## SET PROBLEM:
In the text on cohort default rates, at what times will the February 4, 2010 webinar be broadcast?

For more information about CDRs, two- and three-year calculations, the transition to the three-year calculation, draft and official rates, benefits and sanctions, and challenges and requests for adjustment, as well as TG tools to help a school manage its CDR, see TG's archived webinars, "Managing your cohort default rate" and related training materials, including a Q&A from the session.
In addition, see TG's Default Prevention Internet Resources for a link to ED's Cohort Default Rate Guide Quick Reference and other ED publications designed to assist school users and default prevention and management personnel. For tips on how to develop and integrate proactive default aversion techniques at your school, visit TG's archived webinar, "Default Aversion 101" and related training materials, including a timeline of default aversion activities and a Q&A from this session.
For questions about CDR and related issues, contact TG customer assistance at (800) 845-6267, or send an email message to cust.assist@tgslc.org.
Save the date
On February 4, 2010, TG will provide a new webinar, "How to Challenge Your Cohort Default Rate," which will describe the process for challenging data contained in draft CDRs, as well as the types and timelines for data challenges. Intended for school personnel directly responsible for monitoring and verifying the accuracy of a school's CDR, this webinar will be broadcast at 10 a.m. Central Time and repeated at 3 p.m. Central Time.
On December 16, 2009, ED released ECASLA Electronic Announcement (E-ANN) #78, regarding the retention of records needed to establish eligibility of loans pledged to the conduit lender.
According to the Funding Note Purchase Agreement (FPNA), all funding note issuers must provide to the conduit administrator, the conduit manager, and ED an Agreed-Upon Procedures Letter (AUP) regarding whether loans that are pledged to the conduit lender are eligible loans. The FPNA states in part:
"The AUP must be conducted in accordance with guidelines published periodically by the Department and must be submitted following any calendar quarter in which the issuer pledges loans to the conduit lender. Those guidelines have not yet been published. Because the AUP will examine whether loans pledged to the conduit are Eligible Loans under the FNPA, issuers must ensure that the records needed to establish that the loans that were pledged qualify as Eligible Loans."
An "eligible loan" as defined by the FNPA includes, among other things, the requirement that the loan was selected for sale and/or pledge in accordance with the Loan Sale Allocation Criteria or Loan Pledge Allocation Criteria, as applicable. In addition, the loans sold or pledged (the Pool) must be selected from all or part of the seller's or issuer's Relevant Loan Portfolio as well as representative of the seller's or issuer's Relevant Loan Portfolio. The FPNA goes on to say:
"To demonstrate that the loans were selected as required by the FNPA, the Pool of loans selected must be compared with the Relevant Loan Portfolio from which it was selected. That comparison requires the seller or issuer to retain an accurate and complete record of the specific loans that comprised that particular Relevant Loan Portfolio. If the Pool is one that must be tested for compliance with the four Threshold Tests, the seller or issuer must include in the records sufficient details to show the average principal balance, school type, payment status, and type of each loan comprising both the Pool and the Relevant Loan Portfolio. In addition, the records must contain sufficient details to show that the Pool has met each Threshold Test."

## INFORMATION SUPPLIED:
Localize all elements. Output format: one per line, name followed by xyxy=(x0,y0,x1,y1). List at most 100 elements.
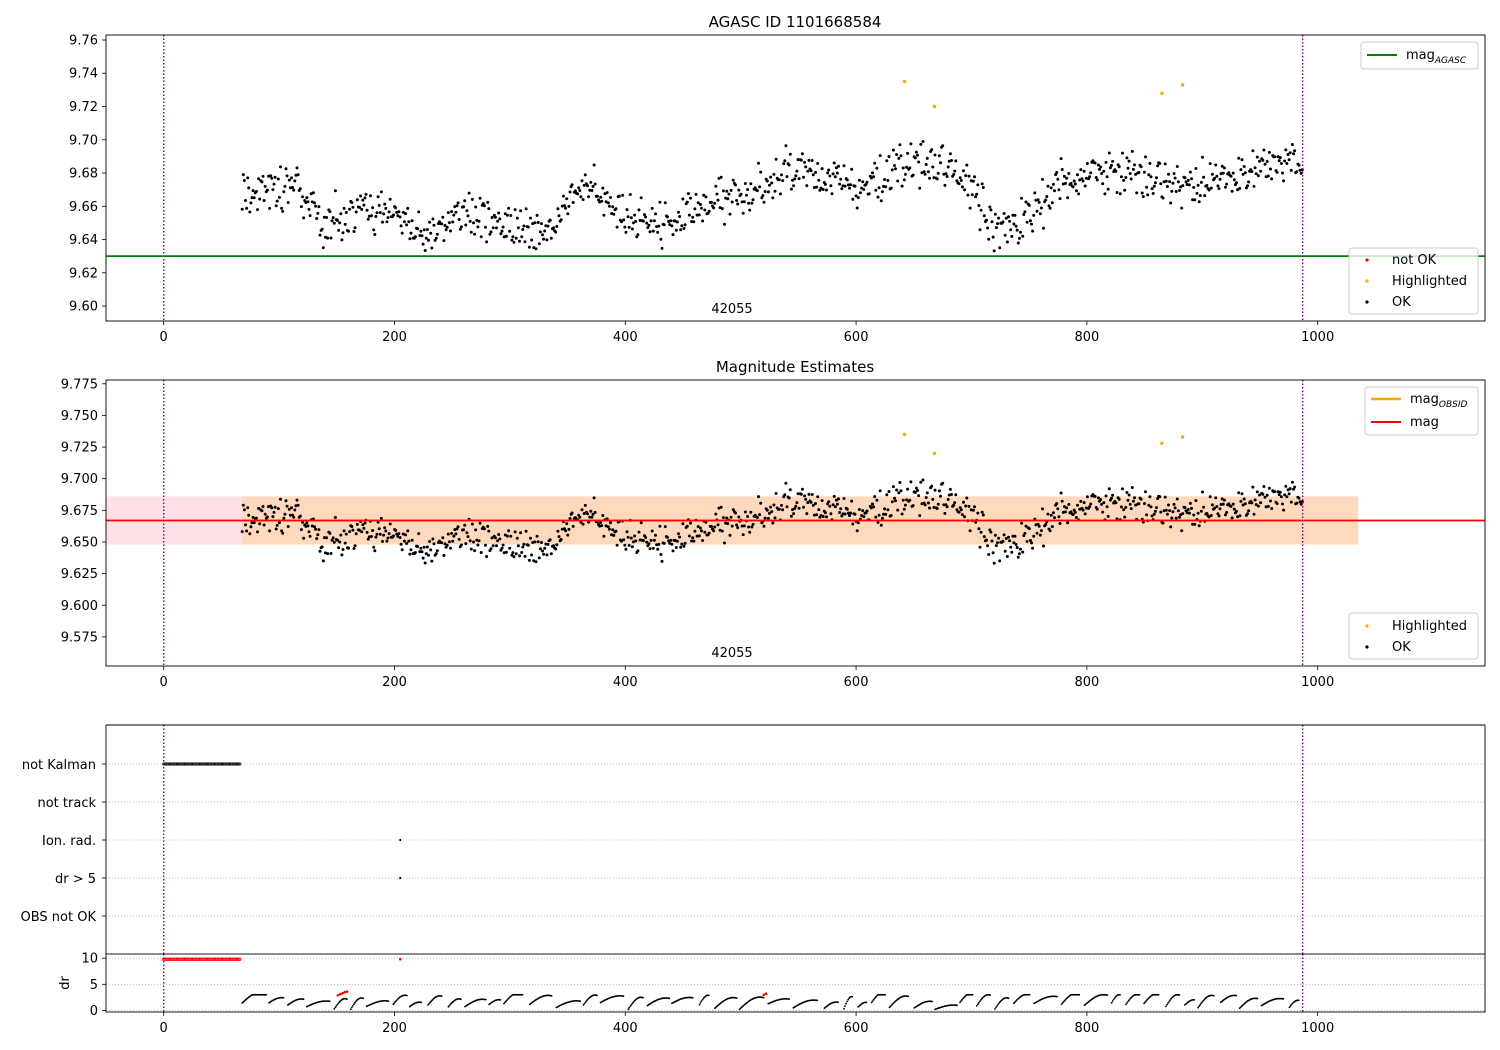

## OUTPUT:
It will be broadcast at 10 a.m. Central Time and repeated at 3 p.m. Central Time.